_正文部分_:
-----

《8.12solution》

1001 : 点双连通分量:

tarjan模板题:需要注意的是,点双连通分量是极大子图,也就是说他如果是很多个环拼成一个环,那么这个分量还是一个,就是最大的那个。

我们从环顶退栈即可,类似割点的位置。

/ Author: levil
#include<bits/stdc++.h>
using namespace std;
typedef long long LL;
typedef pair<LL,int> pii;
const int N = 2e5 + 5;
const int M = 2e3 + 5;
const LL Mod = 100000007;
#define pi acos(-1)

-----

元素位置数据
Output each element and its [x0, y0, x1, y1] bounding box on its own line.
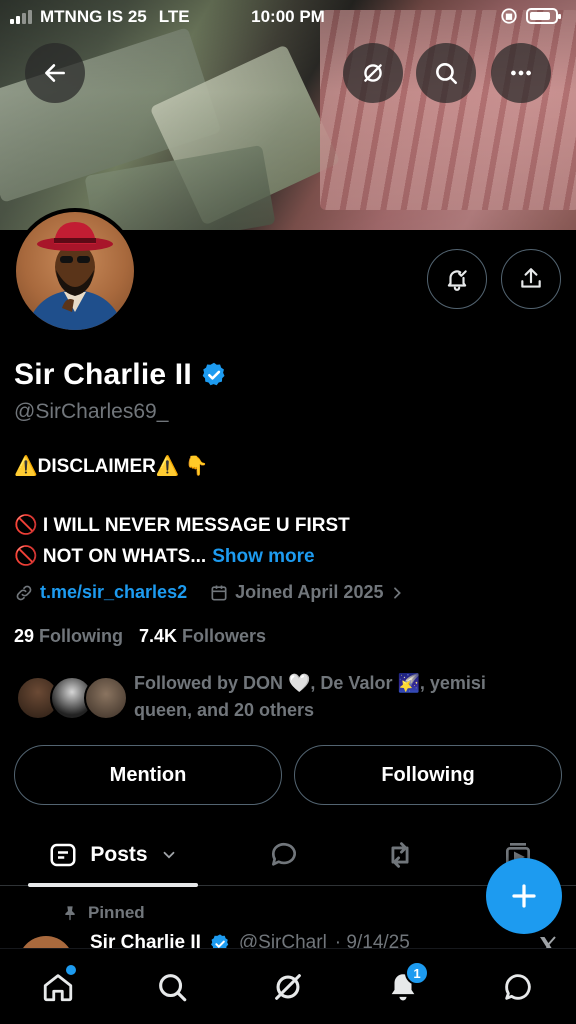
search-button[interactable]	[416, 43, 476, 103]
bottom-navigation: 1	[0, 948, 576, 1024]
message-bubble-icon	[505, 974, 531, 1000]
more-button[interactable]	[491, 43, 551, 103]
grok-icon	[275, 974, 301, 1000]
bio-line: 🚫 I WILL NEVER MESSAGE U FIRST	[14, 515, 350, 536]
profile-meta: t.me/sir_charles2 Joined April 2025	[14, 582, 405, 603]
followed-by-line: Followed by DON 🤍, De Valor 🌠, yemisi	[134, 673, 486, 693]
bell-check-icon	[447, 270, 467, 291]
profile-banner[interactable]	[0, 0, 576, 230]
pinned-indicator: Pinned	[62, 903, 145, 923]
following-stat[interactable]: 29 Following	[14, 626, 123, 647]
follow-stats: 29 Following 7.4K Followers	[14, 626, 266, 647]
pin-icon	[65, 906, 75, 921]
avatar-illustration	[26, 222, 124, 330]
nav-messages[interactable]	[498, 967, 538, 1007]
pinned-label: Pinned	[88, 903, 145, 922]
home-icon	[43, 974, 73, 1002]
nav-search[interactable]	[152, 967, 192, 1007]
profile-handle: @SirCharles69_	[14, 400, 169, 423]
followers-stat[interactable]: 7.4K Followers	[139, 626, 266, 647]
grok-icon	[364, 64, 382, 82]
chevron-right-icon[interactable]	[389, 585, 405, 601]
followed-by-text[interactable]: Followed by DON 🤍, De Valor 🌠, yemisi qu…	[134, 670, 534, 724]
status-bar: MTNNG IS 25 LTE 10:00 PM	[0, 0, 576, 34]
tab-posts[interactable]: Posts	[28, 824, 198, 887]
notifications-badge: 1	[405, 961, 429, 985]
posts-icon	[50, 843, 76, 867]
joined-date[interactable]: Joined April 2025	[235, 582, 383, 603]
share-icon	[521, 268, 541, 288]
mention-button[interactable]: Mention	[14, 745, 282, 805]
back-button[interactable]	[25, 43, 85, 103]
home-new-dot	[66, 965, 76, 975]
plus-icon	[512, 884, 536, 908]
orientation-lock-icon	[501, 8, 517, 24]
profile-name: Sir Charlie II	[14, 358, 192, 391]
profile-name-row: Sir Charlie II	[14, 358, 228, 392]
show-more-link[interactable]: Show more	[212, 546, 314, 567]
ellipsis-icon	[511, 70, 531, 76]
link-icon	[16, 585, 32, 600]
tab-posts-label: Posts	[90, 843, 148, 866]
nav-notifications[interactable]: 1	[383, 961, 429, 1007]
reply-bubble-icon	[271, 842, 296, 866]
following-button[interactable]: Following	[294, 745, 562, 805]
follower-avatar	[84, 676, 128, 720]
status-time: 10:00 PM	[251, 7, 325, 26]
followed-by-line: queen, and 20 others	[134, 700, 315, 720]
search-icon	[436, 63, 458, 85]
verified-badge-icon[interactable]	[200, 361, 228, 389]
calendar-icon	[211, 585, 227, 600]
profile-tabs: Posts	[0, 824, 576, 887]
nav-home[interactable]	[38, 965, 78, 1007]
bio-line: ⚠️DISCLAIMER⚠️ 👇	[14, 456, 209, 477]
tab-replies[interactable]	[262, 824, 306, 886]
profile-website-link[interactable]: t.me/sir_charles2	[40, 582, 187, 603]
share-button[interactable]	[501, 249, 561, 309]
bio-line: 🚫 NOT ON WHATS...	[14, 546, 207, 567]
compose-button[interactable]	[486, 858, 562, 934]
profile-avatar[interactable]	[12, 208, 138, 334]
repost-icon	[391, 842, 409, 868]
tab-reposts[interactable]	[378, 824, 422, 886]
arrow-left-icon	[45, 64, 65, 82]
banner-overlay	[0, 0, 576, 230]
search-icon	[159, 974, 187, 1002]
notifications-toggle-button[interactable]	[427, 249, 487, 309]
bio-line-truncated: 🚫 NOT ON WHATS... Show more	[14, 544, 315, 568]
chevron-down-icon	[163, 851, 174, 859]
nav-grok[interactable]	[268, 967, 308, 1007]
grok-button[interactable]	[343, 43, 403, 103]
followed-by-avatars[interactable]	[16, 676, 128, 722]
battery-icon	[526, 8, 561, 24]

-----

_你的任务_:
根据正文部分，求点双连通分量时应从哪里退栈？ 列表是与正文部分相互独立的材料。

_输出如下_:
应从环顶退栈，位置类似割点。